Compito scritto: Ricopia fedelmente le righe dei dati dall'inizio fino alla riga che contiene "- page-label: Page: [1347, 67, 1401, 93]", inclusa.
"""
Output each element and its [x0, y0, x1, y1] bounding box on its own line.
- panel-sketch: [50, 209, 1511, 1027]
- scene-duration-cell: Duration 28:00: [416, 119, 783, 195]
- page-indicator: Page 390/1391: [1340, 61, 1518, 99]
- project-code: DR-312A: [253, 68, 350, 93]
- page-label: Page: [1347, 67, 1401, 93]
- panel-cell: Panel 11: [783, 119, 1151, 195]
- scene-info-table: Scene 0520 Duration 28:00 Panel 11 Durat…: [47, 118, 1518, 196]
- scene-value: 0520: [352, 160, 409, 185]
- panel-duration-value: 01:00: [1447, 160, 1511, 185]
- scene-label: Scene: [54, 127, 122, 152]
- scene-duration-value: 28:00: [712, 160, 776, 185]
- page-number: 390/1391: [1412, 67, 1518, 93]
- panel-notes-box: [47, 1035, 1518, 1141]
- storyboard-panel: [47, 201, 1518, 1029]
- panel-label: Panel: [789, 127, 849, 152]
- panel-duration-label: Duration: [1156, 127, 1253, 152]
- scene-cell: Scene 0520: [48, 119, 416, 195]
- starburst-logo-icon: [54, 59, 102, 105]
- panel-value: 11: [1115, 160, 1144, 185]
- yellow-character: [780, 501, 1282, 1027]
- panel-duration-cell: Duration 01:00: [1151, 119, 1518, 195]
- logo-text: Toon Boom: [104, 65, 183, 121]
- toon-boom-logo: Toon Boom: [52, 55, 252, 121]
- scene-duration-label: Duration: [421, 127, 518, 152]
"""
Soluzione dell'esercizio:
Output each element and its [x0, y0, x1, y1] bounding box on its own line.
- panel-sketch: [50, 209, 1511, 1027]
- scene-duration-cell: Duration 28:00: [416, 119, 783, 195]
- page-indicator: Page 390/1391: [1340, 61, 1518, 99]
- project-code: DR-312A: [253, 68, 350, 93]
- page-label: Page: [1347, 67, 1401, 93]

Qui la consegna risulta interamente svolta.